▶ **Document text**
Experimental effort over time. I saw that a minute ago, but I don't see it now, so it must have been delusion. Or, I see this now, and it's still there in my desk tomorrow, and the next day, so it must be real. We have that kind of, almost all of you. If you saw it on your desk one minute, and the next minute you didn't, you'd be convinced it wasn't real, wouldn't you? And it wouldn't be. But it might be. In other words, I'm talking about the fact that you do have that view that reality is repeatable, and suffering in Buddhism means reality is not repeatable. And it's our effort to make it repeatable which is suffering. So the result of this is that we don't trust our senses. We're always trying to corroborate, correlate one sense's perception with another sense's perception. But actually hearing alone can cover everything. Seeing alone can cover everything.

[23:40]

just by your feeling you can cover everything. So, immediate perception of truth in your consciousness, not while you monitor it and review it and correlate it and corroborate it, just some immediate perception of truth. That you trust, which means you can't have an You can't create an outside, inside, over here, over there, which is threatening. If you have some outside thing that you create which is threatening, you can't really practice yoga. You can't trust that stream of vision and sensation which actually is the past. Buddhism is not some philosophy or practice derived from the body, derived from the mind, but it's the mind and body itself. Without any image, identity, review of it, this is pretty hard to do. If you have an idea of an outside which is fraught with danger, or which you're competing with, or some attitude

[25:08]

about it, then your senses may be off base. So one of the aids to penetration, to entering Buddha's way, Buddha's body, is to see everything as your own mind. to understand everything that comes to you as you, as your karma, not as some hostile thing. You no longer see any ill will. You develop an even mind toward everyone, which means you know how you feel, in every circumstance.

[26:09]

So in this session I would like to emphasize an even mind, an even effort. Not strong effort one period and relaxing the next, but some attempt to have some even steady awareness throughout your sitting and kīngin and meals and work and sleeping and as you know to bow, I think so, to bow to Buddha three times and then to your bed three times before you go to sleep and then if you want some short or long sitting where you sleep What we call a craziness, what we fear in our own consciousness, often are our perceptions which we can't correlate with anything else. But zazen, emphasis in zazen, is to make you strong enough. So problem with craziness is usually not that the perception is wrong, but that we're not strong enough to sustain

[28:23]

uncorrelated perceptions. So by our practice of zazen, without any other aids, you just become strong enough to accept anything. And more and more, you know, giving up any idea, images of your body, and of outside or inside, more and more you just accept what comes to you. Accept some hearing, you know, completely, without reviewing it, without thinking, what is it? What can it be? Could I see it? Could I touch it? What kind of shape has it? Just hearing. Your hearing can take you, you know, open you up to many things if you just trust your hearing. What you hear just then is enough. You don't have to average it and see if it's going to occur again. In Buddhism our feeling is only once we'll hear that.

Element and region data
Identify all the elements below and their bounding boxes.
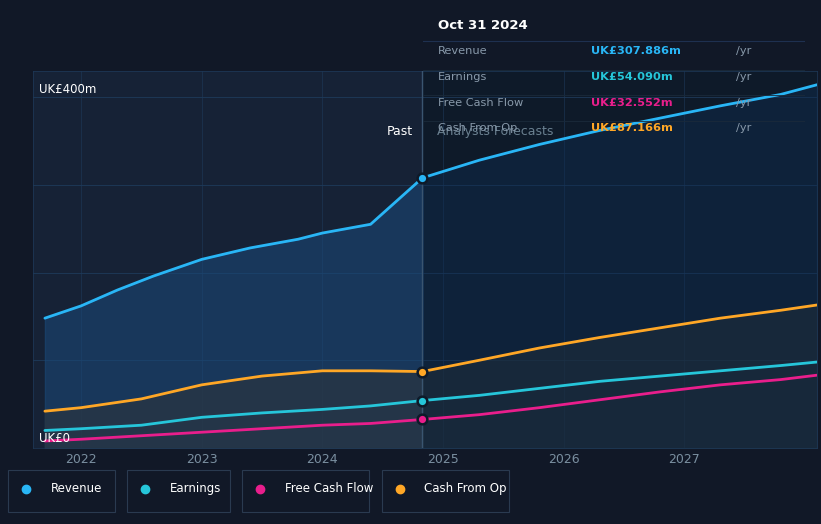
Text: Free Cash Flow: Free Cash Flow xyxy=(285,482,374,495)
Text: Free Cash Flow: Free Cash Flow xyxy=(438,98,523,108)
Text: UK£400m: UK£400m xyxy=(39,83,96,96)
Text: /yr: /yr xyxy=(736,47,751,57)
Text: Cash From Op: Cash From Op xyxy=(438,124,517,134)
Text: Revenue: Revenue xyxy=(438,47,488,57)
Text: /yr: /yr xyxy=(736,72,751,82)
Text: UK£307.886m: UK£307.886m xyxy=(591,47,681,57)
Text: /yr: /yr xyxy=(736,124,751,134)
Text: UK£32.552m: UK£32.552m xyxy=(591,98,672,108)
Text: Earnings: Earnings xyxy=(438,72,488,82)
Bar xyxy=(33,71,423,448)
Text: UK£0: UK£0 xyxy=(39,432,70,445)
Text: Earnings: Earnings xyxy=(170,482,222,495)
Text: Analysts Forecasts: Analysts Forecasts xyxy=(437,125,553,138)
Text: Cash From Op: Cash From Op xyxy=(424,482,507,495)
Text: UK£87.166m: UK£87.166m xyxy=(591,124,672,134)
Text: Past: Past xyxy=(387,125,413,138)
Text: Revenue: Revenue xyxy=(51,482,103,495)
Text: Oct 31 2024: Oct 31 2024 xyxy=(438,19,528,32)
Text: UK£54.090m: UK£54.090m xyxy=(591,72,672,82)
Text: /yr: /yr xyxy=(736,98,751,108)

==

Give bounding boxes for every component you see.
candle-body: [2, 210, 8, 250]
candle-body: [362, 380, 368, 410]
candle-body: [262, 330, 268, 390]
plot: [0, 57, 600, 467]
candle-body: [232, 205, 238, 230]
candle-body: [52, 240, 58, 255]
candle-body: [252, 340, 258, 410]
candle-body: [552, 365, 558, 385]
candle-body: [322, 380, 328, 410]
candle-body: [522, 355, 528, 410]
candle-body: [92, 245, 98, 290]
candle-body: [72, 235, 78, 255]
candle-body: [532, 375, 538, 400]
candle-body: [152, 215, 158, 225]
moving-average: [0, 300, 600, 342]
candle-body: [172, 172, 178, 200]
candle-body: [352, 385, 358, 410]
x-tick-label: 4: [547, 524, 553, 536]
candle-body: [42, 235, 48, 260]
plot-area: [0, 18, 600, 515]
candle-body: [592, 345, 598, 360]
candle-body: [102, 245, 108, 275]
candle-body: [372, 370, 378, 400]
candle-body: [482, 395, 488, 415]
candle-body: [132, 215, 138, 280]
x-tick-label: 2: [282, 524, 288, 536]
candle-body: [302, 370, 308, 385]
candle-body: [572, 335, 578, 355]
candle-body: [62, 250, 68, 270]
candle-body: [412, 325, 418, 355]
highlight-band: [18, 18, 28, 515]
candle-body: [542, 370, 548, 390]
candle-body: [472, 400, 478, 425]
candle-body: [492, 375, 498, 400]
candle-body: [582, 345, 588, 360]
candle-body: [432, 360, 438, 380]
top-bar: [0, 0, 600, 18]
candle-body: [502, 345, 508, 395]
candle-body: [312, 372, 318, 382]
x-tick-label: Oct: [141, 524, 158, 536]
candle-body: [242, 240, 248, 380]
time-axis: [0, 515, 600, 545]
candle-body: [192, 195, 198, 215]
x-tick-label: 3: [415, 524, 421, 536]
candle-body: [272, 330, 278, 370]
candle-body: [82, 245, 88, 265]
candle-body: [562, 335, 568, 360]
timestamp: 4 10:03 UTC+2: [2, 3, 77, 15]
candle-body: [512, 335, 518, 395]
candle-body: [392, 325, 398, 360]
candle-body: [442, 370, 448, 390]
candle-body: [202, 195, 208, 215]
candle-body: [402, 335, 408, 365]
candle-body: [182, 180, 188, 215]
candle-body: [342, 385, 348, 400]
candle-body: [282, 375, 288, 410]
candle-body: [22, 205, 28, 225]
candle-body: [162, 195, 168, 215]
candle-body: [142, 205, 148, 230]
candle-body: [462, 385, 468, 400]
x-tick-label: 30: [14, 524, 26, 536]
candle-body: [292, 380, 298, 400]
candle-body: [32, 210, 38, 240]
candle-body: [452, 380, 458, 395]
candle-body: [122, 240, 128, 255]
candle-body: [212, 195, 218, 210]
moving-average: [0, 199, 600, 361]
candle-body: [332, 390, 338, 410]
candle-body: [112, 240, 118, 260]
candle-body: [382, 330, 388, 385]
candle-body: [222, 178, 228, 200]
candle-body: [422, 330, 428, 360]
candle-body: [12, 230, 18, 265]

--

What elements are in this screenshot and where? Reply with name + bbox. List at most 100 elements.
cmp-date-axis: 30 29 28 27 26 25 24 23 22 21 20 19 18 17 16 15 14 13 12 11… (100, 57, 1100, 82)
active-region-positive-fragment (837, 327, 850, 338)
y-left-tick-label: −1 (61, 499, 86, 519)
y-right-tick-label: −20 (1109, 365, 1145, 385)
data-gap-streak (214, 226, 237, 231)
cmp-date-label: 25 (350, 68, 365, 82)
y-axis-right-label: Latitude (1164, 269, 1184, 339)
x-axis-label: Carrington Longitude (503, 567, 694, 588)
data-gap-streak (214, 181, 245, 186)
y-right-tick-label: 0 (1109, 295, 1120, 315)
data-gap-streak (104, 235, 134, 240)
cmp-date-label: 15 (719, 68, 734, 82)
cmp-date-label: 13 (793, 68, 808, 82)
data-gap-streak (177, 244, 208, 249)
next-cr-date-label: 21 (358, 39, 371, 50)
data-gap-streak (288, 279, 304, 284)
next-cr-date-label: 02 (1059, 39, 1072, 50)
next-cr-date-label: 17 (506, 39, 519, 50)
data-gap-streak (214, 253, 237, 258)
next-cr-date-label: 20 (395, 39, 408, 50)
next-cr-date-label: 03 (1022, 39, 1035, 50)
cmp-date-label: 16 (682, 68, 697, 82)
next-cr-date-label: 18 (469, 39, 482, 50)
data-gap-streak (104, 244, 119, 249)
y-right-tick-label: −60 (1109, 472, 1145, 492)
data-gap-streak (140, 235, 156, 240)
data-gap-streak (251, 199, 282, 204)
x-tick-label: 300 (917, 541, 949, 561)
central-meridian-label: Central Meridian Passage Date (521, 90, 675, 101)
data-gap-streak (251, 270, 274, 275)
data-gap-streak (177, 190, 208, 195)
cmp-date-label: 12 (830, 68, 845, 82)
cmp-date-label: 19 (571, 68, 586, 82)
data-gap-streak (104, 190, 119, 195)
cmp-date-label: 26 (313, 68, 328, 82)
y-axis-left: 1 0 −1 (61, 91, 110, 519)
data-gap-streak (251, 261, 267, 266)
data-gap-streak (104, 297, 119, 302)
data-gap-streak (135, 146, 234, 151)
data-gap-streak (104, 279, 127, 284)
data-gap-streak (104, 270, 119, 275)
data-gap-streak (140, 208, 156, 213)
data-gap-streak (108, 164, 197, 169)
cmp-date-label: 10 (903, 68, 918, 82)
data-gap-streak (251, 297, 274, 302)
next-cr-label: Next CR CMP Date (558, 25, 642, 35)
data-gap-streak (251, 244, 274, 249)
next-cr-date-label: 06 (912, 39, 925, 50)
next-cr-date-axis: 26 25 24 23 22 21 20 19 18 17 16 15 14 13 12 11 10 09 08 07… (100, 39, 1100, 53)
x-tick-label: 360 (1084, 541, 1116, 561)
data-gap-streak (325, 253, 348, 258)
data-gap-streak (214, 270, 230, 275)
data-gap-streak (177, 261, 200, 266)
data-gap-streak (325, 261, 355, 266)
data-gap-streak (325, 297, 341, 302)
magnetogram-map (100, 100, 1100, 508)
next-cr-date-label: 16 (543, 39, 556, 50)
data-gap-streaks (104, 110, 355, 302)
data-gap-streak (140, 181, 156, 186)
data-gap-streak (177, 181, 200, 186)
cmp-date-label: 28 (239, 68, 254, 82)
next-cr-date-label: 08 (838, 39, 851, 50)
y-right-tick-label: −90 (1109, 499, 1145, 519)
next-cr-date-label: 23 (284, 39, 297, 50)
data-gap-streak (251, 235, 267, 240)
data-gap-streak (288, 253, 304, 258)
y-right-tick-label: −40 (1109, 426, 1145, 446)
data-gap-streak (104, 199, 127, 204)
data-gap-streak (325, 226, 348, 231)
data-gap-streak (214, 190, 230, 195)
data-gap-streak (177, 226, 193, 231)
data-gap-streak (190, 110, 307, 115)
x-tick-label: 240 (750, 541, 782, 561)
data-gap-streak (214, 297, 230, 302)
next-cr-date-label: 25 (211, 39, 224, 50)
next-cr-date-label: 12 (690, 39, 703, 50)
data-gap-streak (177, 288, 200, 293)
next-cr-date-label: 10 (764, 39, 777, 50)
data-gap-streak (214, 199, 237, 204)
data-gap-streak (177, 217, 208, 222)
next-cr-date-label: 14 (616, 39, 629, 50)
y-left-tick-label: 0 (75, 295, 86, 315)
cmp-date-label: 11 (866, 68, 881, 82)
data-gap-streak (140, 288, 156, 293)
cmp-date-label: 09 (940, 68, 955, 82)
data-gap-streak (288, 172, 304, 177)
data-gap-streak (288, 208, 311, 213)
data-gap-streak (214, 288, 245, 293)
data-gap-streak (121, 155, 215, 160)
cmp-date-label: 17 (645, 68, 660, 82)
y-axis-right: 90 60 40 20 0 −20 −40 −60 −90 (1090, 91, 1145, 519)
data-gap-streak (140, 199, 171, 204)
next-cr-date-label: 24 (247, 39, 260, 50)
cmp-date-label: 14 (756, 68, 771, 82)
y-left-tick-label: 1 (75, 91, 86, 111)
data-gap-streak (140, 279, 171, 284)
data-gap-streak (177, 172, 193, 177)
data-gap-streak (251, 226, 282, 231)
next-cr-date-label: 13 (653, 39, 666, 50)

▶ **Written request 1**
Duplicate the passage from the talk on Buddhist practice that begins at the words "Experimental effort over" and stops after the words "Seeing alone can cover everything.".
▶ **Written request 2**
In the talk on Buddhist practice, list the activities during which the speaker asks for an even, steady awareness.
▶ **Written request 3**
Supply the next part of the talk on Buddhist practice, starting after its final sentence.

▶ **Written answer 1**
Experimental effort over time. I saw that a minute ago, but I don't see it now, so it must have been delusion. Or, I see this now, and it's still there in my desk tomorrow, and the next day, so it must be real. We have that kind of, almost all of you. If you saw it on your desk one minute, and the next minute you didn't, you'd be convinced it wasn't real, wouldn't you? And it wouldn't be. But it might be. In other words, I'm talking about the fact that you do have that view that reality is repeatable, and suffering in Buddhism means reality is not repeatable. And it's our effort to make it repeatable which is suffering. So the result of this is that we don't trust our senses. We're always trying to corroborate, correlate one sense's perception with another sense's perception. But actually hearing alone can cover everything. Seeing alone can cover everything.

▶ **Written answer 2**
sitting, kīngin, meals, work, sleeping

▶ **Written answer 3**
[29:46]

Only once we'll see that. By the time you go get your camera, it's different. By the time you try to base your life on it, it's different. By the time you try to base your life on it, it's different. Provisional way to make us recognize that Our life, our Buddhism is the body itself, the mind itself. Everything at once. So, two recognitions that you will come to if you're able to face things as they are without wishing they were something some other way. and zazen should make you strong enough to accept things as they are. One is, we can say, death. By death I don't mean just that someone's going to die, though on death we usually realize finality, some sense of finality. Dogen watching his mother die,

[31:23]

to twin trail. Have you noticed that from the incense stick it's usually a twin trail comes up with smoke. Noticing the twin trail of smoke rising from the incense. But it's not the finality I'm talking about is you may recognize when someone goes crazy. When you can't reach someone or when you can't reach yourself. when there's almost nothing you can do about yourself, and less about a friend, and less about the suffering in this world. You can't do anything about each moment even. Each thing just happens.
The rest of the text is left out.